WHAT YOU NEED TO DO: Output the full listing below exactly as it reads, and skip anything that is a picture.

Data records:
- - -

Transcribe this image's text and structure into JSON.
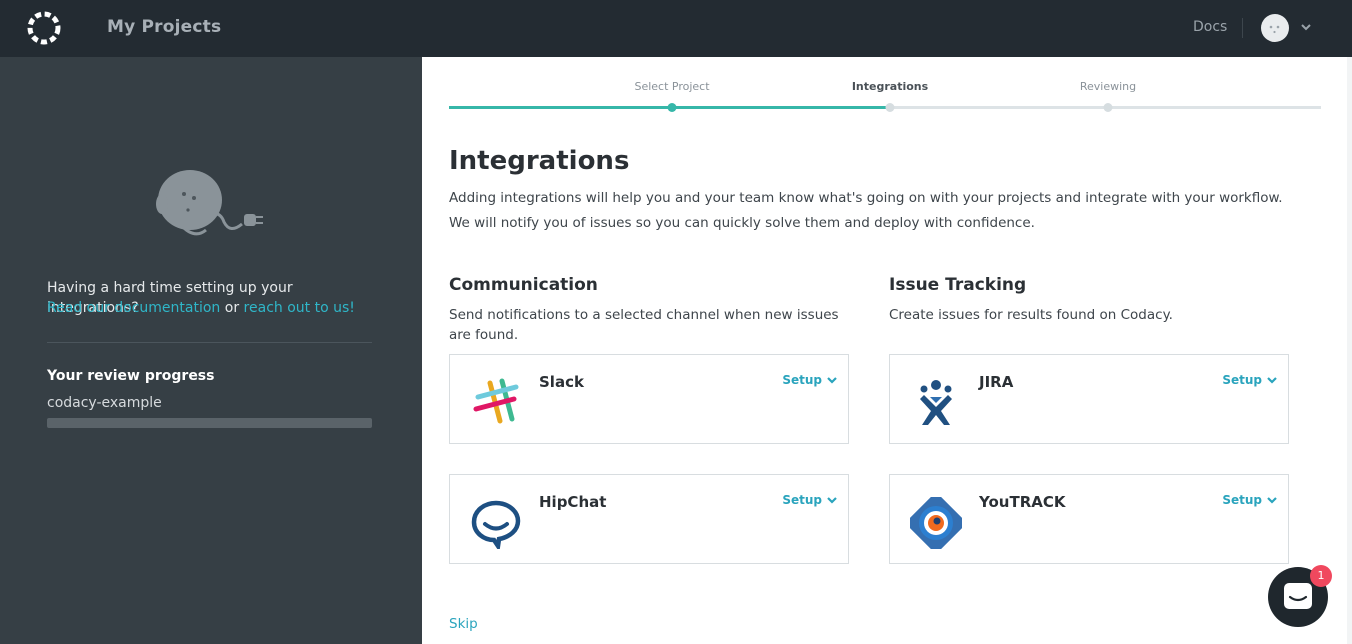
{
  "topbar": {
    "title": "My Projects",
    "docs_label": "Docs"
  },
  "sidebar": {
    "help_text": "Having a hard time setting up your integrations?",
    "docs_link": "Read our documentation",
    "or_text": "or",
    "contact_link": "reach out to us!",
    "progress_title": "Your review progress",
    "project_name": "codacy-example",
    "progress_fraction": 0
  },
  "stepper": {
    "steps": [
      {
        "label": "Select Project",
        "state": "done"
      },
      {
        "label": "Integrations",
        "state": "active"
      },
      {
        "label": "Reviewing",
        "state": "pending"
      }
    ]
  },
  "main": {
    "title": "Integrations",
    "intro_line1": "Adding integrations will help you and your team know what's going on with your projects and integrate with your workflow.",
    "intro_line2": "We will notify you of issues so you can quickly solve them and deploy with confidence.",
    "sections": [
      {
        "title": "Communication",
        "description": "Send notifications to a selected channel when new issues are found.",
        "integrations": [
          {
            "name": "Slack",
            "setup_label": "Setup",
            "icon": "slack-icon"
          },
          {
            "name": "HipChat",
            "setup_label": "Setup",
            "icon": "hipchat-icon"
          }
        ]
      },
      {
        "title": "Issue Tracking",
        "description": "Create issues for results found on Codacy.",
        "integrations": [
          {
            "name": "JIRA",
            "setup_label": "Setup",
            "icon": "jira-icon"
          },
          {
            "name": "YouTRACK",
            "setup_label": "Setup",
            "icon": "youtrack-icon"
          }
        ]
      }
    ],
    "skip_label": "Skip"
  },
  "chat": {
    "badge_count": "1"
  },
  "colors": {
    "topbar": "#232b32",
    "sidebar": "#363f45",
    "accent_teal": "#36b7a9",
    "link": "#2aa4bd",
    "badge": "#f0485e"
  }
}
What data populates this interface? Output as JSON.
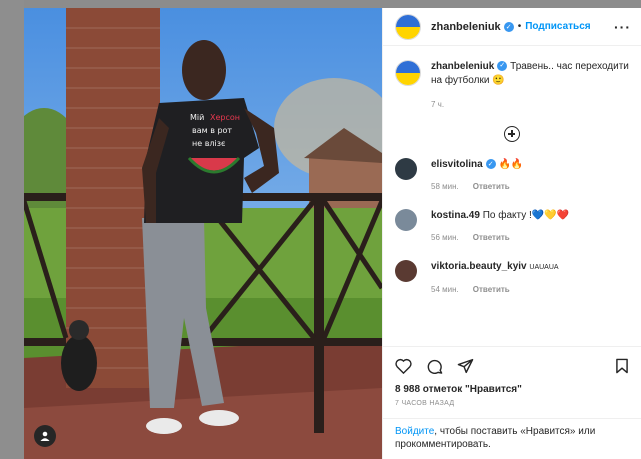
{
  "post": {
    "username": "zhanbeleniuk",
    "follow_label": "Подписаться",
    "dot": "•",
    "more": "···",
    "caption": "Травень.. час переходити на футболки 🙂",
    "caption_time": "7 ч.",
    "likes": "8 988 отметок \"Нравится\"",
    "ago": "7 ЧАСОВ НАЗАД",
    "shirt_text": [
      "Мій",
      "Херсон",
      "вам в рот",
      "не влізє"
    ]
  },
  "comments": [
    {
      "user": "elisvitolina",
      "verified": true,
      "text": "🔥🔥",
      "time": "58 мин.",
      "reply": "Ответить",
      "avatar_color": "#2e3a44"
    },
    {
      "user": "kostina.49",
      "verified": false,
      "text": "По факту !💙💛❤️",
      "time": "56 мин.",
      "reply": "Ответить",
      "avatar_color": "#7a8a9a"
    },
    {
      "user": "viktoria.beauty_kyiv",
      "verified": false,
      "text": "UAUAUA",
      "time": "54 мин.",
      "reply": "Ответить",
      "avatar_color": "#5a3a32"
    }
  ],
  "login": {
    "link": "Войдите",
    "rest": ", чтобы поставить «Нравится» или прокомментировать."
  },
  "colors": {
    "accent": "#0095f6",
    "verified": "#3897f0",
    "flag_blue": "#2f6fd6",
    "flag_yellow": "#ffd400"
  }
}
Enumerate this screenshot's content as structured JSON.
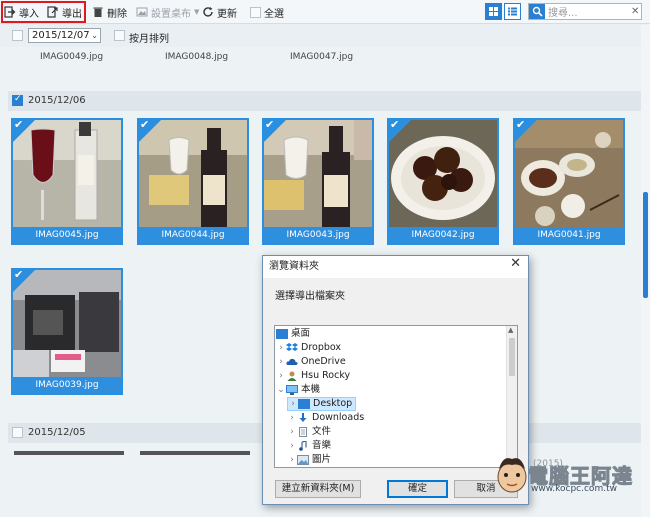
{
  "toolbar": {
    "import_label": "導入",
    "export_label": "導出",
    "delete_label": "刪除",
    "wallpaper_label": "設置桌布",
    "refresh_label": "更新",
    "select_all_label": "全選",
    "search_placeholder": "搜尋..."
  },
  "filter": {
    "date_value": "2015/12/07",
    "sort_label": "按月排列"
  },
  "top_files": [
    "IMAG0049.jpg",
    "IMAG0048.jpg",
    "IMAG0047.jpg"
  ],
  "groups": [
    {
      "date": "2015/12/06",
      "photos": [
        "IMAG0045.jpg",
        "IMAG0044.jpg",
        "IMAG0043.jpg",
        "IMAG0042.jpg",
        "IMAG0041.jpg",
        "IMAG0039.jpg"
      ]
    },
    {
      "date": "2015/12/05",
      "photos": []
    }
  ],
  "dialog": {
    "title": "瀏覽資料夾",
    "message": "選擇導出檔案夾",
    "tree": [
      "桌面",
      "Dropbox",
      "OneDrive",
      "Hsu Rocky",
      "本機",
      "Desktop",
      "Downloads",
      "文件",
      "音樂",
      "圖片"
    ],
    "new_folder_label": "建立新資料夾(M)",
    "ok_label": "確定",
    "cancel_label": "取消"
  },
  "watermark": {
    "name": "電腦王阿達",
    "url": "www.kocpc.com.tw",
    "faint": "(2015)"
  },
  "colors": {
    "accent": "#2b8fe0",
    "highlight_box": "#e0191f"
  }
}
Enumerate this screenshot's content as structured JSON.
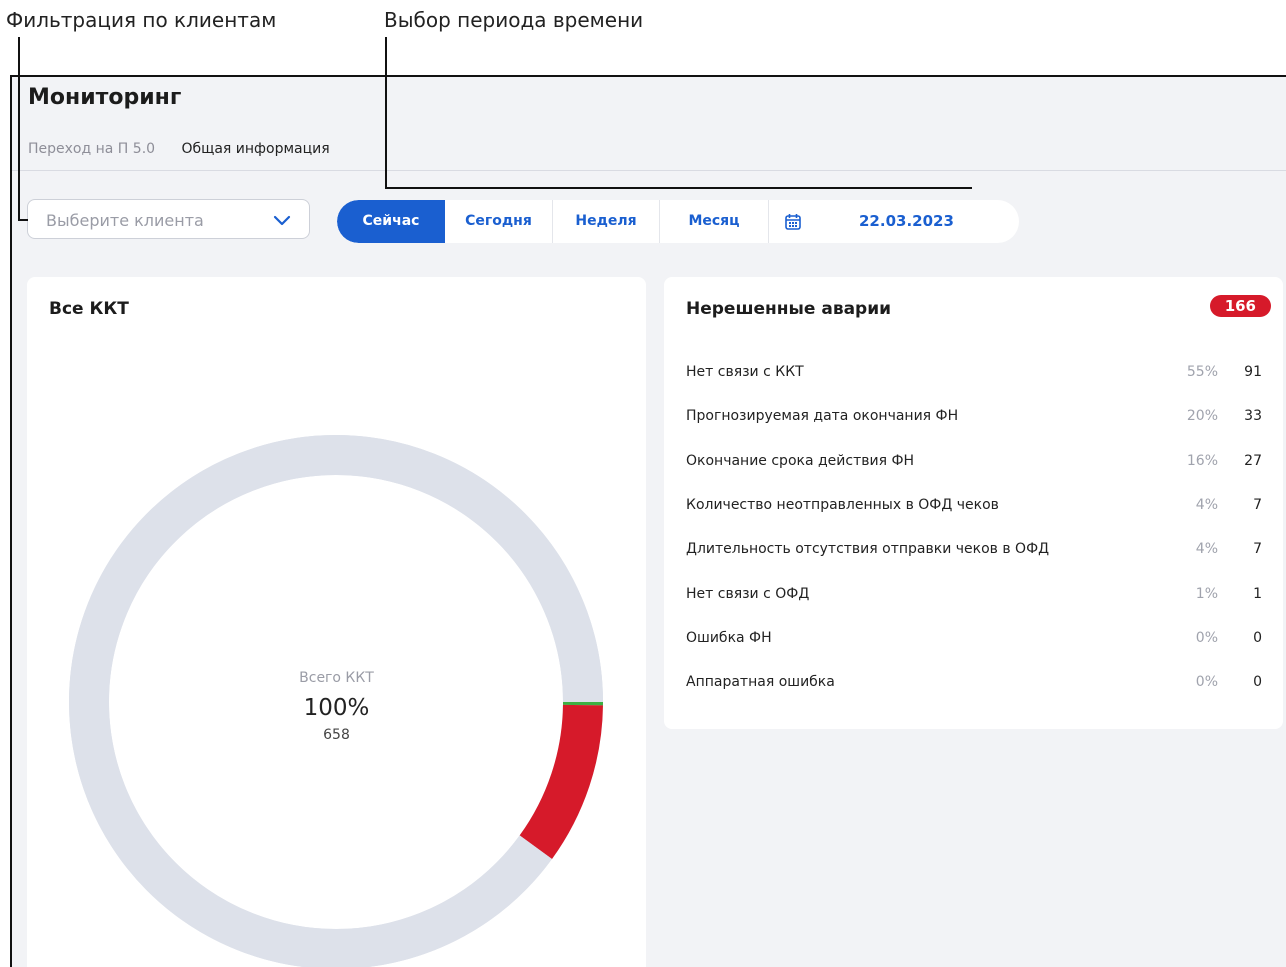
{
  "annotations": {
    "client_filter": "Фильтрация по клиентам",
    "period_select": "Выбор периода времени"
  },
  "header": {
    "title": "Мониторинг",
    "tabs": [
      {
        "label": "Переход на П 5.0",
        "active": false
      },
      {
        "label": "Общая информация",
        "active": true
      }
    ]
  },
  "filters": {
    "client_placeholder": "Выберите клиента",
    "periods": [
      {
        "label": "Сейчас",
        "active": true
      },
      {
        "label": "Сегодня",
        "active": false
      },
      {
        "label": "Неделя",
        "active": false
      },
      {
        "label": "Месяц",
        "active": false
      }
    ],
    "date": "22.03.2023",
    "calendar_icon": "calendar-icon"
  },
  "kkt_card": {
    "title": "Все ККТ",
    "center_label": "Всего ККТ",
    "center_percent": "100%",
    "center_total": "658"
  },
  "alarms_card": {
    "title": "Нерешенные аварии",
    "badge": "166",
    "rows": [
      {
        "label": "Нет связи с ККТ",
        "percent": "55%",
        "count": "91"
      },
      {
        "label": "Прогнозируемая дата окончания ФН",
        "percent": "20%",
        "count": "33"
      },
      {
        "label": "Окончание срока действия ФН",
        "percent": "16%",
        "count": "27"
      },
      {
        "label": "Количество неотправленных в ОФД чеков",
        "percent": "4%",
        "count": "7"
      },
      {
        "label": "Длительность отсутствия отправки чеков в ОФД",
        "percent": "4%",
        "count": "7"
      },
      {
        "label": "Нет связи с ОФД",
        "percent": "1%",
        "count": "1"
      },
      {
        "label": "Ошибка ФН",
        "percent": "0%",
        "count": "0"
      },
      {
        "label": "Аппаратная ошибка",
        "percent": "0%",
        "count": "0"
      }
    ]
  },
  "colors": {
    "accent": "#1a5fd0",
    "alarm": "#d61a2a",
    "ok": "#3cb043",
    "ring_base": "#dde1ea"
  },
  "chart_data": {
    "type": "pie",
    "segments": [
      {
        "value": 0.2,
        "color": "#3cb043"
      },
      {
        "value": 9.8,
        "color": "#d61a2a"
      },
      {
        "value": 90.0,
        "color": "#dde1ea"
      }
    ]
  }
}
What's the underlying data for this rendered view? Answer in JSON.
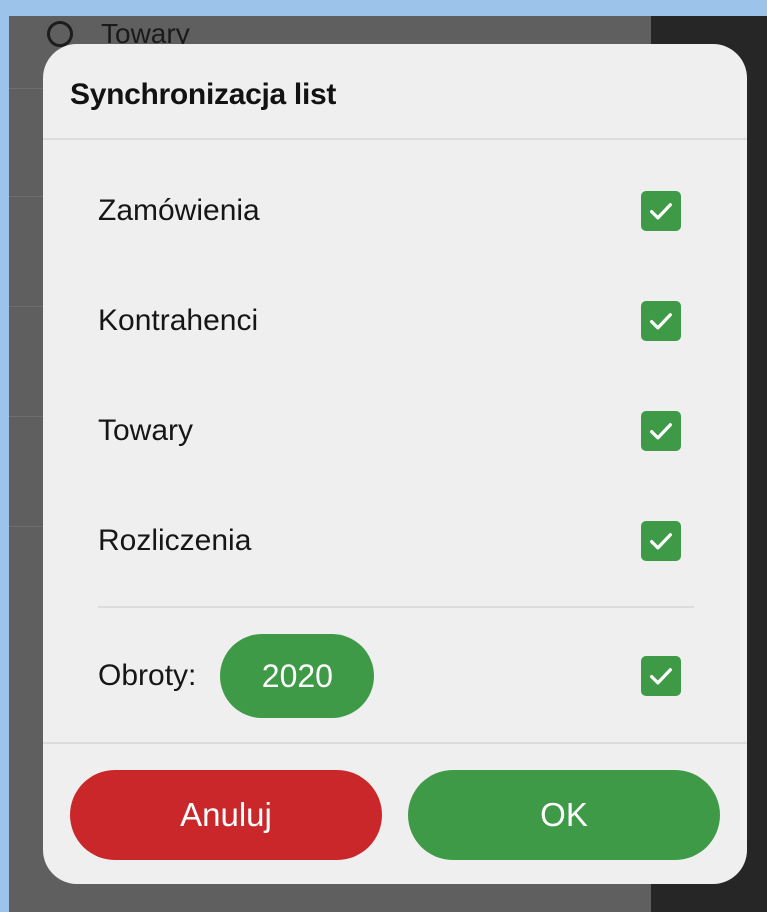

- - -

THE ANSWER:
Transcribe this image's text and structure into JSON.
{
  "topbar": {
    "title": "My Projects",
    "docs_label": "Docs"
  },
  "sidebar": {
    "help_text": "Having a hard time setting up your integrations?",
    "docs_link": "Read our documentation",
    "or_text": "or",
    "contact_link": "reach out to us!",
    "progress_title": "Your review progress",
    "project_name": "codacy-example",
    "progress_fraction": 0
  },
  "stepper": {
    "steps": [
      {
        "label": "Select Project",
        "state": "done"
      },
      {
        "label": "Integrations",
        "state": "active"
      },
      {
        "label": "Reviewing",
        "state": "pending"
      }
    ]
  },
  "main": {
    "title": "Integrations",
    "intro_line1": "Adding integrations will help you and your team know what's going on with your projects and integrate with your workflow.",
    "intro_line2": "We will notify you of issues so you can quickly solve them and deploy with confidence.",
    "sections": [
      {
        "title": "Communication",
        "description": "Send notifications to a selected channel when new issues are found.",
        "integrations": [
          {
            "name": "Slack",
            "setup_label": "Setup",
            "icon": "slack-icon"
          },
          {
            "name": "HipChat",
            "setup_label": "Setup",
            "icon": "hipchat-icon"
          }
        ]
      },
      {
        "title": "Issue Tracking",
        "description": "Create issues for results found on Codacy.",
        "integrations": [
          {
            "name": "JIRA",
            "setup_label": "Setup",
            "icon": "jira-icon"
          },
          {
            "name": "YouTRACK",
            "setup_label": "Setup",
            "icon": "youtrack-icon"
          }
        ]
      }
    ],
    "skip_label": "Skip"
  },
  "chat": {
    "badge_count": "1"
  },
  "colors": {
    "topbar": "#232b32",
    "sidebar": "#363f45",
    "accent_teal": "#36b7a9",
    "link": "#2aa4bd",
    "badge": "#f0485e"
  }
}
What data populates this interface? Output as JSON.
{
  "post": {
    "username": "zhanbeleniuk",
    "follow_label": "Подписаться",
    "dot": "•",
    "more": "···",
    "caption": "Травень.. час переходити на футболки 🙂",
    "caption_time": "7 ч.",
    "likes": "8 988 отметок \"Нравится\"",
    "ago": "7 ЧАСОВ НАЗАД",
    "shirt_text": [
      "Мій",
      "Херсон",
      "вам в рот",
      "не влізє"
    ]
  },
  "comments": [
    {
      "user": "elisvitolina",
      "verified": true,
      "text": "🔥🔥",
      "time": "58 мин.",
      "reply": "Ответить",
      "avatar_color": "#2e3a44"
    },
    {
      "user": "kostina.49",
      "verified": false,
      "text": "По факту !💙💛❤️",
      "time": "56 мин.",
      "reply": "Ответить",
      "avatar_color": "#7a8a9a"
    },
    {
      "user": "viktoria.beauty_kyiv",
      "verified": false,
      "text": "UAUAUA",
      "time": "54 мин.",
      "reply": "Ответить",
      "avatar_color": "#5a3a32"
    }
  ],
  "login": {
    "link": "Войдите",
    "rest": ", чтобы поставить «Нравится» или прокомментировать."
  },
  "colors": {
    "accent": "#0095f6",
    "verified": "#3897f0",
    "flag_blue": "#2f6fd6",
    "flag_yellow": "#ffd400"
  }
}
Enumerate this screenshot's content as structured JSON.
{
  "toolbar": {
    "import_label": "導入",
    "export_label": "導出",
    "delete_label": "刪除",
    "wallpaper_label": "設置桌布",
    "refresh_label": "更新",
    "select_all_label": "全選",
    "search_placeholder": "搜尋..."
  },
  "filter": {
    "date_value": "2015/12/07",
    "sort_label": "按月排列"
  },
  "top_files": [
    "IMAG0049.jpg",
    "IMAG0048.jpg",
    "IMAG0047.jpg"
  ],
  "groups": [
    {
      "date": "2015/12/06",
      "photos": [
        "IMAG0045.jpg",
        "IMAG0044.jpg",
        "IMAG0043.jpg",
        "IMAG0042.jpg",
        "IMAG0041.jpg",
        "IMAG0039.jpg"
      ]
    },
    {
      "date": "2015/12/05",
      "photos": []
    }
  ],
  "dialog": {
    "title": "瀏覽資料夾",
    "message": "選擇導出檔案夾",
    "tree": [
      "桌面",
      "Dropbox",
      "OneDrive",
      "Hsu Rocky",
      "本機",
      "Desktop",
      "Downloads",
      "文件",
      "音樂",
      "圖片"
    ],
    "new_folder_label": "建立新資料夾(M)",
    "ok_label": "確定",
    "cancel_label": "取消"
  },
  "watermark": {
    "name": "電腦王阿達",
    "url": "www.kocpc.com.tw",
    "faint": "(2015)"
  },
  "colors": {
    "accent": "#2b8fe0",
    "highlight_box": "#e0191f"
  }
}
Enumerate this screenshot's content as structured JSON.
{
  "annotations": {
    "client_filter": "Фильтрация по клиентам",
    "period_select": "Выбор периода времени"
  },
  "header": {
    "title": "Мониторинг",
    "tabs": [
      {
        "label": "Переход на П 5.0",
        "active": false
      },
      {
        "label": "Общая информация",
        "active": true
      }
    ]
  },
  "filters": {
    "client_placeholder": "Выберите клиента",
    "periods": [
      {
        "label": "Сейчас",
        "active": true
      },
      {
        "label": "Сегодня",
        "active": false
      },
      {
        "label": "Неделя",
        "active": false
      },
      {
        "label": "Месяц",
        "active": false
      }
    ],
    "date": "22.03.2023",
    "calendar_icon": "calendar-icon"
  },
  "kkt_card": {
    "title": "Все ККТ",
    "center_label": "Всего ККТ",
    "center_percent": "100%",
    "center_total": "658"
  },
  "alarms_card": {
    "title": "Нерешенные аварии",
    "badge": "166",
    "rows": [
      {
        "label": "Нет связи с ККТ",
        "percent": "55%",
        "count": "91"
      },
      {
        "label": "Прогнозируемая дата окончания ФН",
        "percent": "20%",
        "count": "33"
      },
      {
        "label": "Окончание срока действия ФН",
        "percent": "16%",
        "count": "27"
      },
      {
        "label": "Количество неотправленных в ОФД чеков",
        "percent": "4%",
        "count": "7"
      },
      {
        "label": "Длительность отсутствия отправки чеков в ОФД",
        "percent": "4%",
        "count": "7"
      },
      {
        "label": "Нет связи с ОФД",
        "percent": "1%",
        "count": "1"
      },
      {
        "label": "Ошибка ФН",
        "percent": "0%",
        "count": "0"
      },
      {
        "label": "Аппаратная ошибка",
        "percent": "0%",
        "count": "0"
      }
    ]
  },
  "colors": {
    "accent": "#1a5fd0",
    "alarm": "#d61a2a",
    "ok": "#3cb043",
    "ring_base": "#dde1ea"
  },
  "chart_data": {
    "type": "pie",
    "segments": [
      {
        "value": 0.2,
        "color": "#3cb043"
      },
      {
        "value": 9.8,
        "color": "#d61a2a"
      },
      {
        "value": 90.0,
        "color": "#dde1ea"
      }
    ]
  }
}
What's the underlying data for this rendered view? Answer in JSON.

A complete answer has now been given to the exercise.